» GIVEN EXERCISE
Show all lines from the listing below that contain "Pixels".

» GIVEN ENTRIES
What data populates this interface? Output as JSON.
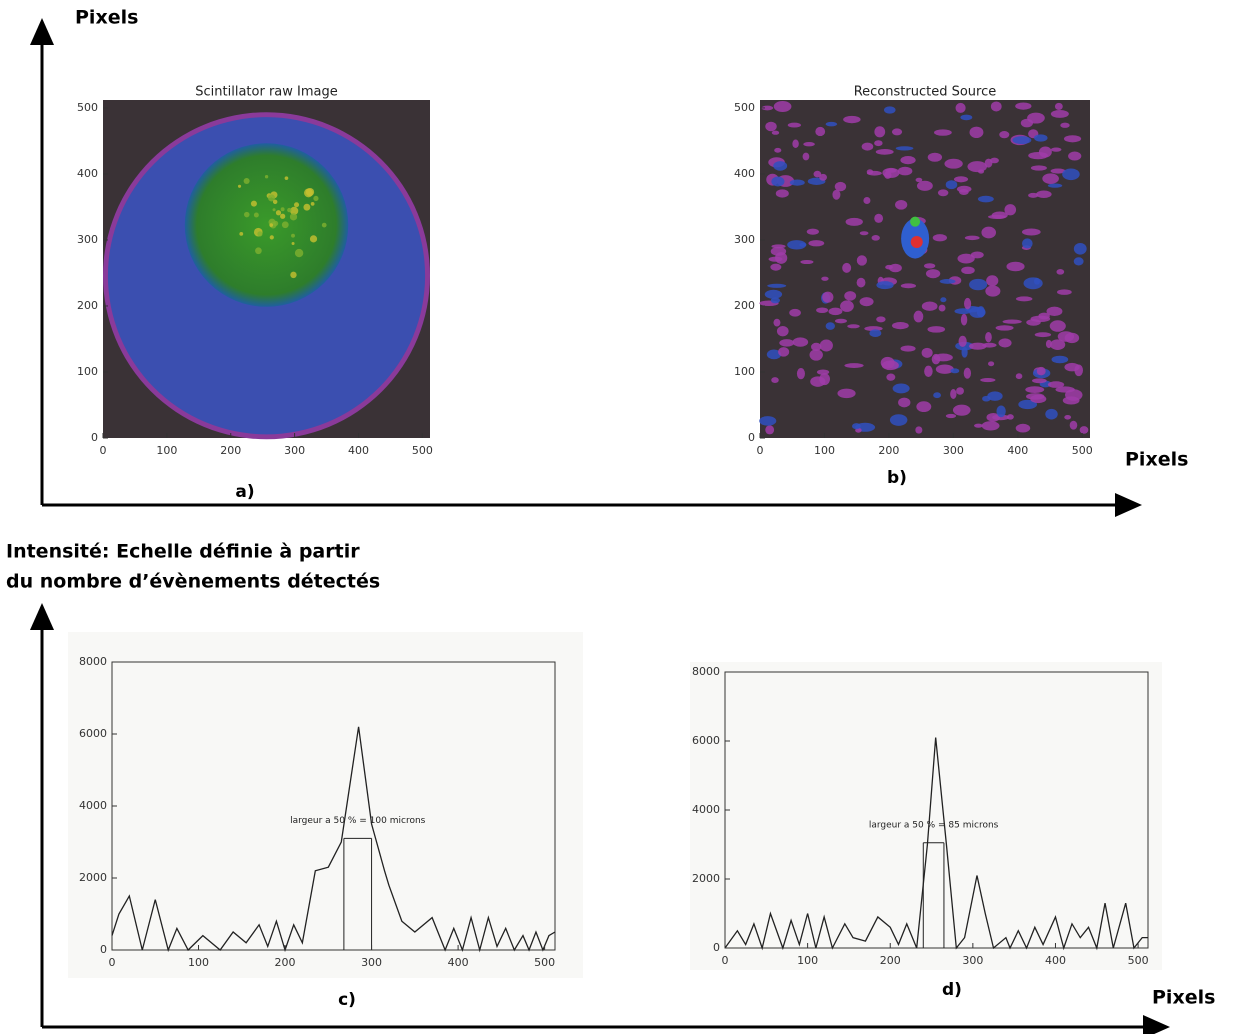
{
  "figure": {
    "top_y_label": "Pixels",
    "top_x_label": "Pixels",
    "bottom_y_label": [
      "Intensité: Echelle définie à partir",
      "du nombre d’évènements détectés"
    ],
    "bottom_x_label": "Pixels"
  },
  "chart_data": [
    {
      "type": "image",
      "title": "Scintillator raw Image",
      "label": "a)",
      "xlim": [
        0,
        512
      ],
      "ylim": [
        0,
        512
      ],
      "xticks": [
        0,
        100,
        200,
        300,
        400,
        500
      ],
      "yticks": [
        0,
        100,
        200,
        300,
        400,
        500
      ]
    },
    {
      "type": "image",
      "title": "Reconstructed Source",
      "label": "b)",
      "xlim": [
        0,
        512
      ],
      "ylim": [
        0,
        512
      ],
      "xticks": [
        0,
        100,
        200,
        300,
        400,
        500
      ],
      "yticks": [
        0,
        100,
        200,
        300,
        400,
        500
      ]
    },
    {
      "type": "line",
      "label": "c)",
      "annotation": "largeur a 50 % = 100 microns",
      "fwhm_x": [
        268,
        300
      ],
      "fwhm_y": 3100,
      "xlim": [
        0,
        512
      ],
      "ylim": [
        0,
        8000
      ],
      "xticks": [
        0,
        100,
        200,
        300,
        400,
        500
      ],
      "yticks": [
        0,
        2000,
        4000,
        6000,
        8000
      ],
      "color": "#222",
      "x": [
        0,
        8,
        20,
        35,
        50,
        65,
        75,
        88,
        105,
        125,
        140,
        155,
        170,
        180,
        190,
        200,
        210,
        220,
        235,
        250,
        265,
        285,
        300,
        315,
        320,
        335,
        350,
        370,
        385,
        395,
        405,
        415,
        425,
        435,
        445,
        455,
        465,
        475,
        482,
        490,
        498,
        505,
        512
      ],
      "values": [
        400,
        1000,
        1500,
        0,
        1400,
        0,
        600,
        0,
        400,
        0,
        500,
        200,
        700,
        100,
        800,
        0,
        700,
        200,
        2200,
        2300,
        3000,
        6200,
        3500,
        2200,
        1800,
        800,
        500,
        900,
        0,
        600,
        0,
        900,
        0,
        900,
        100,
        600,
        0,
        400,
        0,
        500,
        0,
        400,
        500
      ]
    },
    {
      "type": "line",
      "label": "d)",
      "annotation": "largeur a 50 % = 85 microns",
      "fwhm_x": [
        240,
        265
      ],
      "fwhm_y": 3050,
      "xlim": [
        0,
        512
      ],
      "ylim": [
        0,
        8000
      ],
      "xticks": [
        0,
        100,
        200,
        300,
        400,
        500
      ],
      "yticks": [
        0,
        2000,
        4000,
        6000,
        8000
      ],
      "color": "#222",
      "x": [
        0,
        15,
        25,
        35,
        45,
        55,
        70,
        80,
        90,
        100,
        110,
        120,
        130,
        145,
        155,
        170,
        185,
        200,
        210,
        220,
        232,
        245,
        255,
        268,
        280,
        290,
        305,
        315,
        325,
        340,
        345,
        355,
        365,
        375,
        385,
        400,
        410,
        420,
        430,
        440,
        450,
        460,
        470,
        485,
        495,
        505,
        512
      ],
      "values": [
        0,
        500,
        100,
        700,
        0,
        1000,
        0,
        800,
        100,
        1000,
        0,
        900,
        0,
        700,
        300,
        200,
        900,
        600,
        100,
        700,
        0,
        3000,
        6100,
        3000,
        0,
        300,
        2100,
        1000,
        0,
        300,
        0,
        500,
        0,
        600,
        100,
        900,
        0,
        700,
        300,
        600,
        0,
        1300,
        0,
        1300,
        0,
        300,
        300
      ]
    }
  ]
}
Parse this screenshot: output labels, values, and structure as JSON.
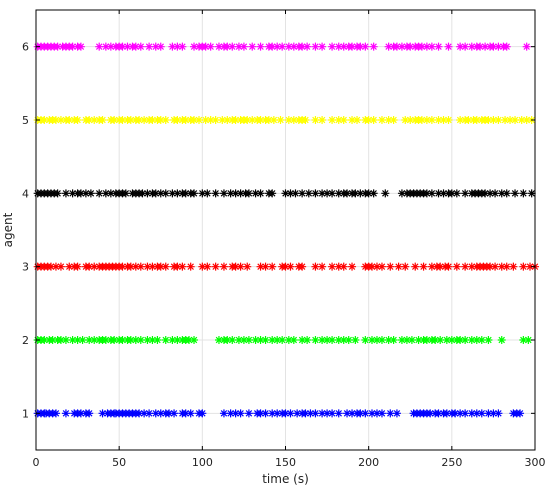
{
  "chart_data": {
    "type": "scatter",
    "marker": "asterisk",
    "xlabel": "time (s)",
    "ylabel": "agent",
    "xlim": [
      0,
      300
    ],
    "ylim": [
      0.5,
      6.5
    ],
    "xticks": [
      0,
      50,
      100,
      150,
      200,
      250,
      300
    ],
    "yticks": [
      1,
      2,
      3,
      4,
      5,
      6
    ],
    "grid": true,
    "series": [
      {
        "agent": 1,
        "color": "#0000ff",
        "x": [
          1,
          3,
          5,
          6,
          8,
          10,
          12,
          18,
          23,
          25,
          27,
          30,
          32,
          40,
          43,
          45,
          47,
          48,
          50,
          52,
          54,
          56,
          58,
          60,
          62,
          65,
          68,
          72,
          75,
          78,
          80,
          83,
          88,
          90,
          93,
          98,
          100,
          113,
          117,
          120,
          123,
          128,
          133,
          135,
          138,
          142,
          145,
          148,
          150,
          153,
          157,
          160,
          162,
          165,
          168,
          172,
          175,
          178,
          182,
          187,
          190,
          193,
          195,
          198,
          202,
          205,
          208,
          213,
          217,
          227,
          229,
          231,
          233,
          235,
          237,
          240,
          242,
          245,
          247,
          250,
          252,
          255,
          258,
          262,
          265,
          268,
          272,
          275,
          278,
          287,
          289,
          291
        ]
      },
      {
        "agent": 2,
        "color": "#00ff00",
        "x": [
          1,
          3,
          5,
          8,
          10,
          13,
          15,
          18,
          22,
          25,
          28,
          32,
          35,
          38,
          40,
          42,
          45,
          47,
          50,
          52,
          55,
          57,
          60,
          63,
          67,
          70,
          73,
          78,
          82,
          85,
          88,
          90,
          92,
          95,
          110,
          113,
          115,
          118,
          122,
          125,
          128,
          132,
          135,
          138,
          142,
          145,
          148,
          152,
          155,
          160,
          163,
          168,
          172,
          175,
          178,
          182,
          185,
          188,
          192,
          198,
          202,
          205,
          208,
          212,
          215,
          220,
          223,
          226,
          230,
          233,
          235,
          238,
          240,
          243,
          247,
          250,
          253,
          255,
          258,
          262,
          265,
          268,
          272,
          280,
          293,
          296
        ]
      },
      {
        "agent": 3,
        "color": "#ff0000",
        "x": [
          1,
          3,
          5,
          7,
          9,
          12,
          15,
          20,
          23,
          25,
          30,
          32,
          35,
          38,
          40,
          42,
          44,
          46,
          48,
          50,
          52,
          55,
          57,
          60,
          63,
          67,
          70,
          73,
          75,
          78,
          83,
          85,
          88,
          93,
          100,
          103,
          108,
          113,
          118,
          120,
          123,
          127,
          135,
          138,
          142,
          148,
          150,
          153,
          158,
          160,
          168,
          172,
          178,
          182,
          185,
          190,
          198,
          200,
          202,
          205,
          208,
          213,
          218,
          222,
          228,
          233,
          238,
          241,
          243,
          246,
          248,
          253,
          258,
          262,
          265,
          267,
          269,
          271,
          273,
          276,
          280,
          283,
          287,
          293,
          297,
          300
        ]
      },
      {
        "agent": 4,
        "color": "#000000",
        "x": [
          1,
          3,
          5,
          7,
          9,
          11,
          13,
          18,
          22,
          25,
          27,
          30,
          33,
          38,
          42,
          45,
          48,
          50,
          52,
          54,
          58,
          60,
          62,
          64,
          67,
          70,
          72,
          75,
          78,
          82,
          85,
          88,
          90,
          93,
          95,
          100,
          103,
          108,
          113,
          117,
          120,
          123,
          126,
          128,
          132,
          135,
          140,
          142,
          150,
          153,
          156,
          160,
          164,
          168,
          172,
          175,
          178,
          182,
          185,
          187,
          190,
          192,
          195,
          198,
          200,
          203,
          210,
          220,
          223,
          225,
          227,
          229,
          231,
          233,
          235,
          238,
          242,
          245,
          248,
          250,
          253,
          258,
          262,
          264,
          266,
          268,
          270,
          273,
          276,
          280,
          283,
          288,
          293,
          298
        ]
      },
      {
        "agent": 5,
        "color": "#ffff00",
        "x": [
          1,
          3,
          5,
          8,
          10,
          12,
          15,
          18,
          20,
          23,
          25,
          30,
          32,
          35,
          38,
          40,
          45,
          47,
          50,
          52,
          55,
          57,
          60,
          62,
          65,
          68,
          70,
          73,
          75,
          78,
          83,
          85,
          88,
          90,
          93,
          95,
          98,
          102,
          105,
          108,
          112,
          115,
          118,
          120,
          123,
          125,
          127,
          130,
          133,
          135,
          138,
          140,
          143,
          147,
          152,
          155,
          158,
          160,
          162,
          168,
          172,
          178,
          182,
          185,
          190,
          193,
          198,
          200,
          203,
          208,
          212,
          215,
          222,
          225,
          228,
          230,
          232,
          235,
          238,
          242,
          245,
          248,
          255,
          258,
          260,
          263,
          265,
          268,
          270,
          272,
          275,
          278,
          282,
          285,
          288,
          292,
          295,
          298
        ]
      },
      {
        "agent": 6,
        "color": "#ff00ff",
        "x": [
          1,
          3,
          5,
          7,
          9,
          11,
          13,
          16,
          18,
          20,
          22,
          25,
          27,
          38,
          42,
          45,
          48,
          50,
          52,
          55,
          58,
          60,
          63,
          68,
          72,
          75,
          82,
          85,
          88,
          95,
          98,
          100,
          102,
          105,
          110,
          113,
          115,
          118,
          122,
          125,
          130,
          135,
          140,
          142,
          145,
          148,
          152,
          155,
          158,
          160,
          163,
          168,
          172,
          178,
          182,
          185,
          188,
          190,
          193,
          195,
          198,
          203,
          212,
          215,
          217,
          220,
          223,
          225,
          228,
          230,
          232,
          235,
          238,
          242,
          248,
          255,
          258,
          262,
          265,
          267,
          270,
          273,
          275,
          278,
          281,
          283,
          295
        ]
      }
    ]
  }
}
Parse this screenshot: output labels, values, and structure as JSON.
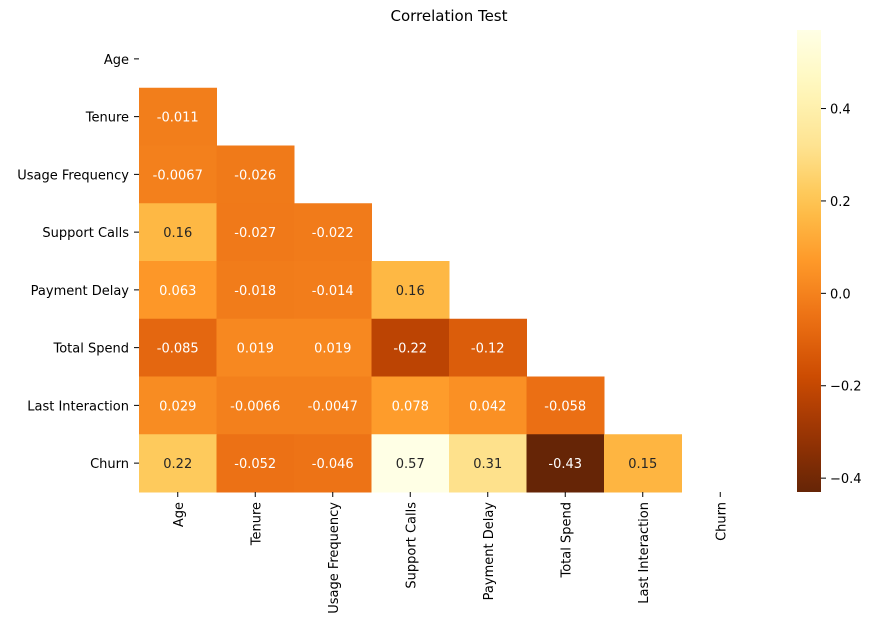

» RESULT FOR THIS TASK
    "top_y_label": "Pixels",
    "top_x_label": "Pixels",
    "bottom_x_label": "Pixels"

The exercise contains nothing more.